begin Extracted entries

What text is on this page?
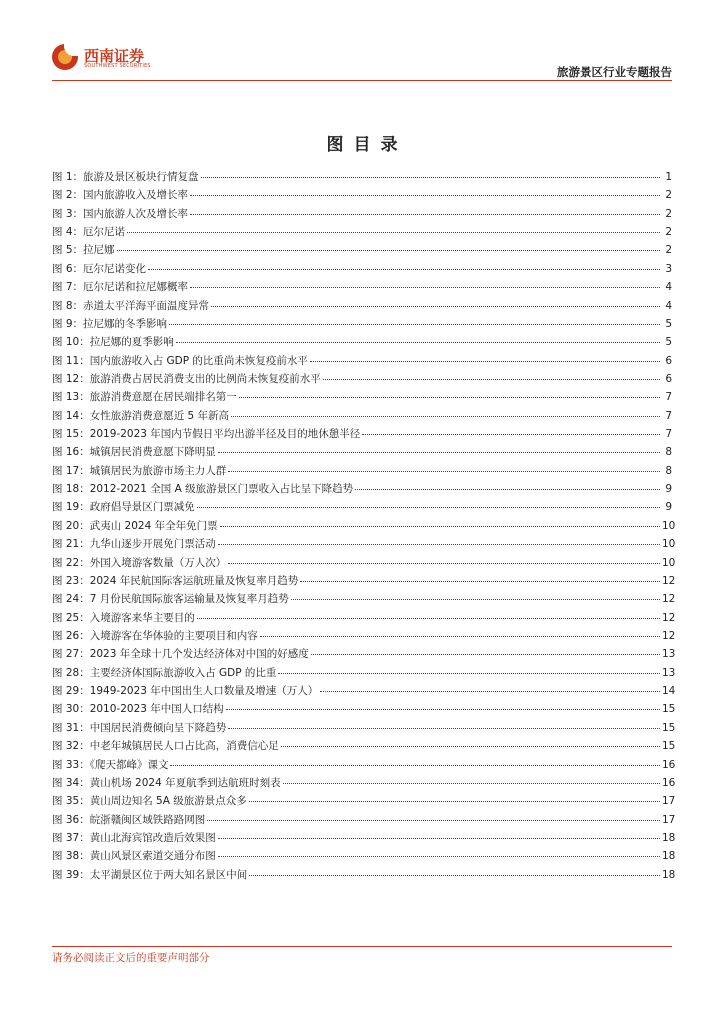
西南证券
SOUTHWEST SECURITIES	旅游景区行业专题报告
图目录
图 1：旅游及景区板块行情复盘	1
图 2：国内旅游收入及增长率	2
图 3：国内旅游人次及增长率	2
图 4：厄尔尼诺	2
图 5：拉尼娜	2
图 6：厄尔尼诺变化	3
图 7：厄尔尼诺和拉尼娜概率	4
图 8：赤道太平洋海平面温度异常	4
图 9：拉尼娜的冬季影响	5
图 10：拉尼娜的夏季影响	5
图 11：国内旅游收入占 GDP 的比重尚未恢复疫前水平	6
图 12：旅游消费占居民消费支出的比例尚未恢复疫前水平	6
图 13：旅游消费意愿在居民端排名第一	7
图 14：女性旅游消费意愿近 5 年新高	7
图 15：2019-2023 年国内节假日平均出游半径及目的地休憩半径	7
图 16：城镇居民消费意愿下降明显	8
图 17：城镇居民为旅游市场主力人群	8
图 18：2012-2021 全国 A 级旅游景区门票收入占比呈下降趋势	9
图 19：政府倡导景区门票减免	9
图 20：武夷山 2024 年全年免门票	10
图 21：九华山逐步开展免门票活动	10
图 22：外国入境游客数量（万人次）	10
图 23：2024 年民航国际客运航班量及恢复率月趋势	12
图 24：7 月份民航国际旅客运输量及恢复率月趋势	12
图 25：入境游客来华主要目的	12
图 26：入境游客在华体验的主要项目和内容	12
图 27：2023 年全球十几个发达经济体对中国的好感度	13
图 28：主要经济体国际旅游收入占 GDP 的比重	13
图 29：1949-2023 年中国出生人口数量及增速（万人）	14
图 30：2010-2023 年中国人口结构	15
图 31：中国居民消费倾向呈下降趋势	15
图 32：中老年城镇居民人口占比高，消费信心足	15
图 33：《爬天都峰》课文	16
图 34：黄山机场 2024 年夏航季到达航班时刻表	16
图 35：黄山周边知名 5A 级旅游景点众多	17
图 36：皖浙赣闽区域铁路路网图	17
图 37：黄山北海宾馆改造后效果图	18
图 38：黄山风景区索道交通分布图	18
图 39：太平湖景区位于两大知名景区中间	18
请务必阅读正文后的重要声明部分
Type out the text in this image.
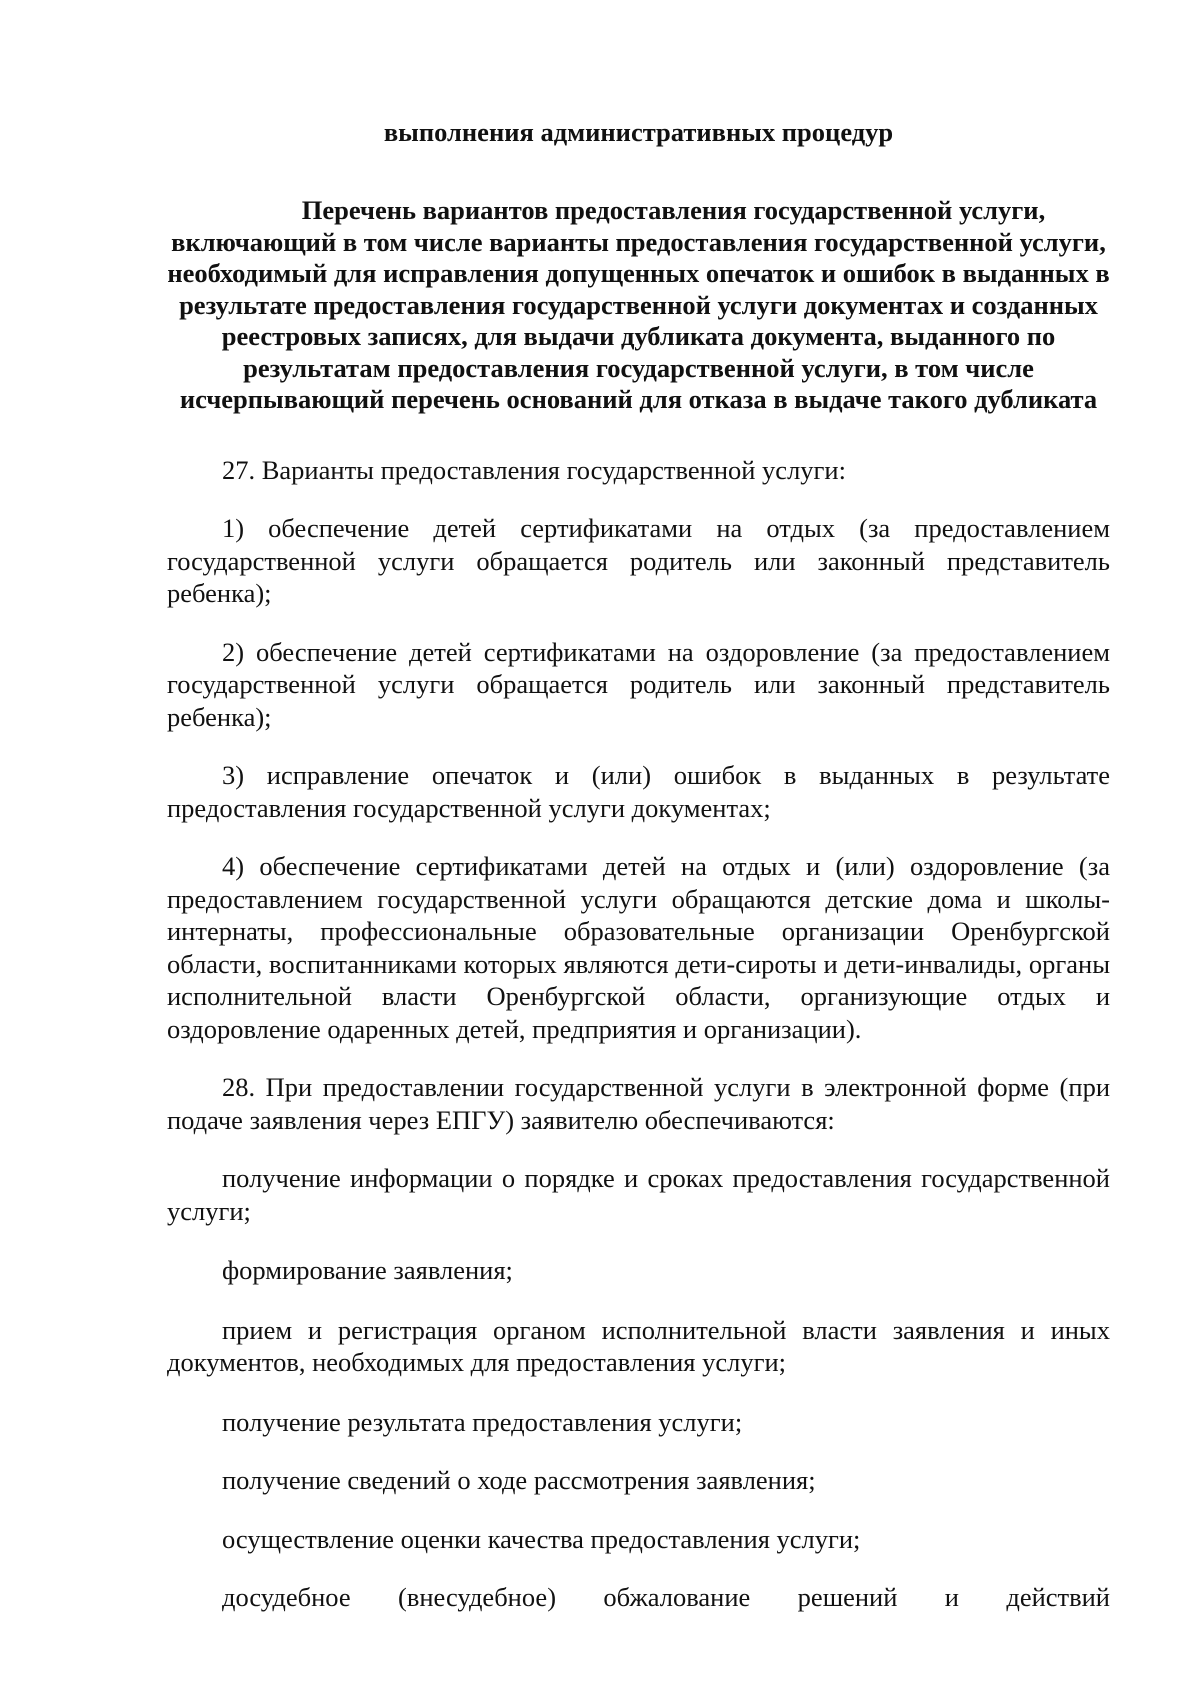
выполнения административных процедур

Перечень вариантов предоставления государственной услуги, включающий в том числе варианты предоставления государственной услуги, необходимый для исправления допущенных опечаток и ошибок в выданных в результате предоставления государственной услуги документах и созданных реестровых записях, для выдачи дубликата документа, выданного по результатам предоставления государственной услуги, в том числе исчерпывающий перечень оснований для отказа в выдаче такого дубликата

27. Варианты предоставления государственной услуги:

1) обеспечение детей сертификатами на отдых (за предоставлением государственной услуги обращается родитель или законный представитель ребенка);

2) обеспечение детей сертификатами на оздоровление (за предоставлением государственной услуги обращается родитель или законный представитель ребенка);

3) исправление опечаток и (или) ошибок в выданных в результате предоставления государственной услуги документах;

4) обеспечение сертификатами детей на отдых и (или) оздоровление (за предоставлением государственной услуги обращаются детские дома и школы-интернаты, профессиональные образовательные организации Оренбургской области, воспитанниками которых являются дети-сироты и дети-инвалиды, органы исполнительной власти Оренбургской области, организующие отдых и оздоровление одаренных детей, предприятия и организации).

28. При предоставлении государственной услуги в электронной форме (при подаче заявления через ЕПГУ) заявителю обеспечиваются:

получение информации о порядке и сроках предоставления государственной услуги;

формирование заявления;

прием и регистрация органом исполнительной власти заявления и иных документов, необходимых для предоставления услуги;

получение результата предоставления услуги;

получение сведений о ходе рассмотрения заявления;

осуществление оценки качества предоставления услуги;

досудебное (внесудебное) обжалование решений и действий
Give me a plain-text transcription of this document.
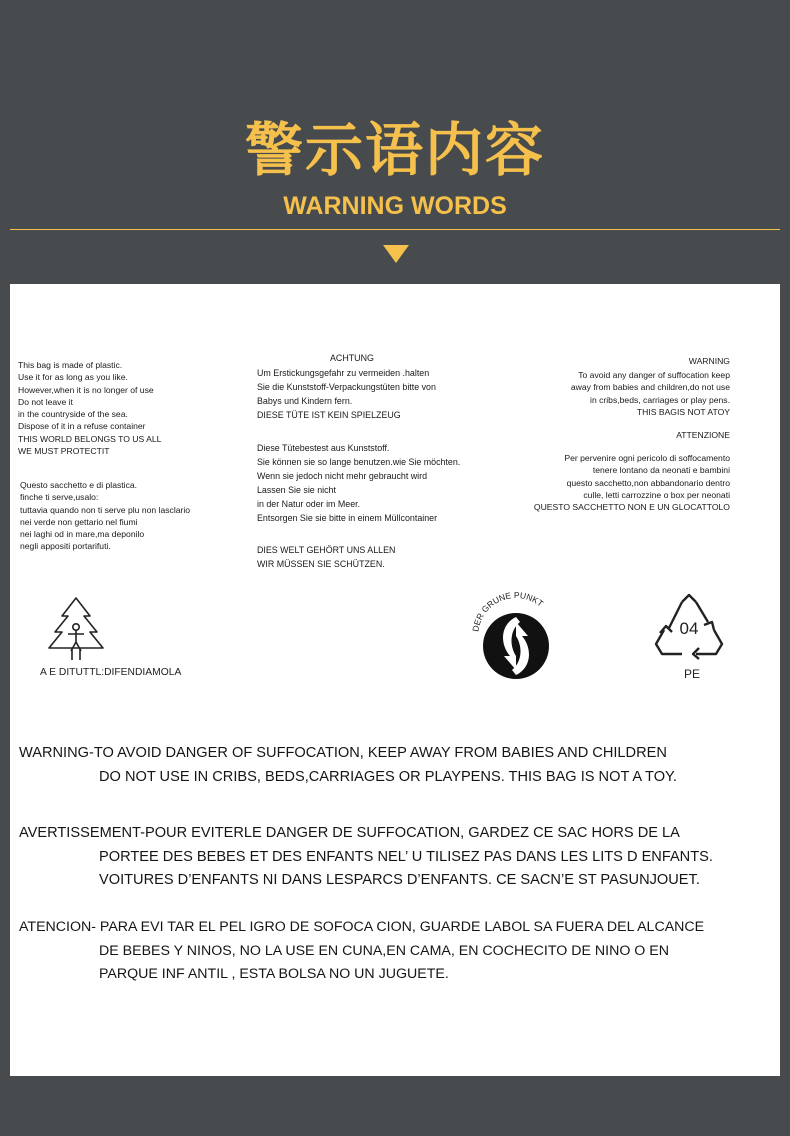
警示语内容
WARNING WORDS
This bag is made of plastic.
Use it for as long as you like.
However,when it is no longer of use
Do not leave it
in the countryside of the sea.
Dispose of it in a refuse container
THIS WORLD BELONGS TO US ALL
WE MUST PROTECTIT
Questo sacchetto e di plastica.
finche ti serve,usalo:
tuttavia quando non ti serve plu non lasclario
nei verde non gettario nel fiumi
nei laghi od in mare,ma deponilo
negli appositi portarifuti.
ACHTUNG
Um Erstickungsgefahr zu vermeiden .halten
Sie die Kunststoff-Verpackungstüten bitte von
Babys und Kindern fern.
DIESE TÜTE IST KEIN SPIELZEUG
Diese Tütebestest aus Kunststoff.
Sie können sie so lange benutzen.wie Sie möchten.
Wenn sie jedoch nicht mehr gebraucht wird
Lassen Sie sie nicht
in der Natur oder im Meer.
Entsorgen Sie sie bitte in einem Müllcontainer
DIES WELT GEHÖRT UNS ALLEN
WIR MÜSSEN SIE SCHÜTZEN.
WARNING
To avoid any danger of suffocation keep
away from babies and children,do not use
in cribs,beds, carriages or play pens.
THIS BAGIS NOT ATOY
ATTENZIONE
Per pervenire ogni pericolo di soffocamento
tenere lontano da neonati e bambini
questo sacchetto,non abbandonario dentro
culle, letti carrozzine o box per neonati
QUESTO SACCHETTO NON E UN GLOCATTOLO
A E DITUTTL:DIFENDIAMOLA
DER GRUNE PUNKT
04
PE
WARNING-TO AVOID DANGER OF SUFFOCATION, KEEP AWAY FROM BABIES AND CHILDREN
DO NOT USE IN CRIBS, BEDS,CARRIAGES OR PLAYPENS. THIS BAG IS NOT A TOY.
AVERTISSEMENT-POUR EVITERLE DANGER DE SUFFOCATION, GARDEZ CE SAC HORS DE LA
PORTEE DES BEBES ET DES ENFANTS NEL’ U TILISEZ PAS DANS LES LITS D ENFANTS.
VOITURES D’ENFANTS NI DANS LESPARCS D’ENFANTS. CE SACN’E ST PASUNJOUET.
ATENCION- PARA EVI TAR EL PEL IGRO DE SOFOCA CION, GUARDE LABOL SA FUERA DEL ALCANCE
DE BEBES Y NINOS, NO LA USE EN CUNA,EN CAMA, EN COCHECITO DE NINO O EN
PARQUE INF ANTIL , ESTA BOLSA NO UN JUGUETE.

end Extracted entries

Make an exact copy of the whole listing, but don't bring over any pictures.

▸ Solution to this task
What text is on this page?
西南证券
SOUTHWEST SECURITIES	旅游景区行业专题报告
图目录
图 1：旅游及景区板块行情复盘	1
图 2：国内旅游收入及增长率	2
图 3：国内旅游人次及增长率	2
图 4：厄尔尼诺	2
图 5：拉尼娜	2
图 6：厄尔尼诺变化	3
图 7：厄尔尼诺和拉尼娜概率	4
图 8：赤道太平洋海平面温度异常	4
图 9：拉尼娜的冬季影响	5
图 10：拉尼娜的夏季影响	5
图 11：国内旅游收入占 GDP 的比重尚未恢复疫前水平	6
图 12：旅游消费占居民消费支出的比例尚未恢复疫前水平	6
图 13：旅游消费意愿在居民端排名第一	7
图 14：女性旅游消费意愿近 5 年新高	7
图 15：2019-2023 年国内节假日平均出游半径及目的地休憩半径	7
图 16：城镇居民消费意愿下降明显	8
图 17：城镇居民为旅游市场主力人群	8
图 18：2012-2021 全国 A 级旅游景区门票收入占比呈下降趋势	9
图 19：政府倡导景区门票减免	9
图 20：武夷山 2024 年全年免门票	10
图 21：九华山逐步开展免门票活动	10
图 22：外国入境游客数量（万人次）	10
图 23：2024 年民航国际客运航班量及恢复率月趋势	12
图 24：7 月份民航国际旅客运输量及恢复率月趋势	12
图 25：入境游客来华主要目的	12
图 26：入境游客在华体验的主要项目和内容	12
图 27：2023 年全球十几个发达经济体对中国的好感度	13
图 28：主要经济体国际旅游收入占 GDP 的比重	13
图 29：1949-2023 年中国出生人口数量及增速（万人）	14
图 30：2010-2023 年中国人口结构	15
图 31：中国居民消费倾向呈下降趋势	15
图 32：中老年城镇居民人口占比高，消费信心足	15
图 33：《爬天都峰》课文	16
图 34：黄山机场 2024 年夏航季到达航班时刻表	16
图 35：黄山周边知名 5A 级旅游景点众多	17
图 36：皖浙赣闽区域铁路路网图	17
图 37：黄山北海宾馆改造后效果图	18
图 38：黄山风景区索道交通分布图	18
图 39：太平湖景区位于两大知名景区中间	18
请务必阅读正文后的重要声明部分
Type out the text in this image.
выполнения административных процедур

Перечень вариантов предоставления государственной услуги, включающий в том числе варианты предоставления государственной услуги, необходимый для исправления допущенных опечаток и ошибок в выданных в результате предоставления государственной услуги документах и созданных реестровых записях, для выдачи дубликата документа, выданного по результатам предоставления государственной услуги, в том числе исчерпывающий перечень оснований для отказа в выдаче такого дубликата

27. Варианты предоставления государственной услуги:

1) обеспечение детей сертификатами на отдых (за предоставлением государственной услуги обращается родитель или законный представитель ребенка);

2) обеспечение детей сертификатами на оздоровление (за предоставлением государственной услуги обращается родитель или законный представитель ребенка);

3) исправление опечаток и (или) ошибок в выданных в результате предоставления государственной услуги документах;

4) обеспечение сертификатами детей на отдых и (или) оздоровление (за предоставлением государственной услуги обращаются детские дома и школы-интернаты, профессиональные образовательные организации Оренбургской области, воспитанниками которых являются дети-сироты и дети-инвалиды, органы исполнительной власти Оренбургской области, организующие отдых и оздоровление одаренных детей, предприятия и организации).

28. При предоставлении государственной услуги в электронной форме (при подаче заявления через ЕПГУ) заявителю обеспечиваются:

получение информации о порядке и сроках предоставления государственной услуги;

формирование заявления;

прием и регистрация органом исполнительной власти заявления и иных документов, необходимых для предоставления услуги;

получение результата предоставления услуги;

получение сведений о ходе рассмотрения заявления;

осуществление оценки качества предоставления услуги;

досудебное (внесудебное) обжалование решений и действий
Give me a plain-text transcription of this document.
警示语内容
WARNING WORDS
This bag is made of plastic.
Use it for as long as you like.
However,when it is no longer of use
Do not leave it
in the countryside of the sea.
Dispose of it in a refuse container
THIS WORLD BELONGS TO US ALL
WE MUST PROTECTIT
Questo sacchetto e di plastica.
finche ti serve,usalo:
tuttavia quando non ti serve plu non lasclario
nei verde non gettario nel fiumi
nei laghi od in mare,ma deponilo
negli appositi portarifuti.
ACHTUNG
Um Erstickungsgefahr zu vermeiden .halten
Sie die Kunststoff-Verpackungstüten bitte von
Babys und Kindern fern.
DIESE TÜTE IST KEIN SPIELZEUG
Diese Tütebestest aus Kunststoff.
Sie können sie so lange benutzen.wie Sie möchten.
Wenn sie jedoch nicht mehr gebraucht wird
Lassen Sie sie nicht
in der Natur oder im Meer.
Entsorgen Sie sie bitte in einem Müllcontainer
DIES WELT GEHÖRT UNS ALLEN
WIR MÜSSEN SIE SCHÜTZEN.
WARNING
To avoid any danger of suffocation keep
away from babies and children,do not use
in cribs,beds, carriages or play pens.
THIS BAGIS NOT ATOY
ATTENZIONE
Per pervenire ogni pericolo di soffocamento
tenere lontano da neonati e bambini
questo sacchetto,non abbandonario dentro
culle, letti carrozzine o box per neonati
QUESTO SACCHETTO NON E UN GLOCATTOLO
A E DITUTTL:DIFENDIAMOLA
DER GRUNE PUNKT
04
PE
WARNING-TO AVOID DANGER OF SUFFOCATION, KEEP AWAY FROM BABIES AND CHILDREN
DO NOT USE IN CRIBS, BEDS,CARRIAGES OR PLAYPENS. THIS BAG IS NOT A TOY.
AVERTISSEMENT-POUR EVITERLE DANGER DE SUFFOCATION, GARDEZ CE SAC HORS DE LA
PORTEE DES BEBES ET DES ENFANTS NEL’ U TILISEZ PAS DANS LES LITS D ENFANTS.
VOITURES D’ENFANTS NI DANS LESPARCS D’ENFANTS. CE SACN’E ST PASUNJOUET.
ATENCION- PARA EVI TAR EL PEL IGRO DE SOFOCA CION, GUARDE LABOL SA FUERA DEL ALCANCE
DE BEBES Y NINOS, NO LA USE EN CUNA,EN CAMA, EN COCHECITO DE NINO O EN
PARQUE INF ANTIL , ESTA BOLSA NO UN JUGUETE.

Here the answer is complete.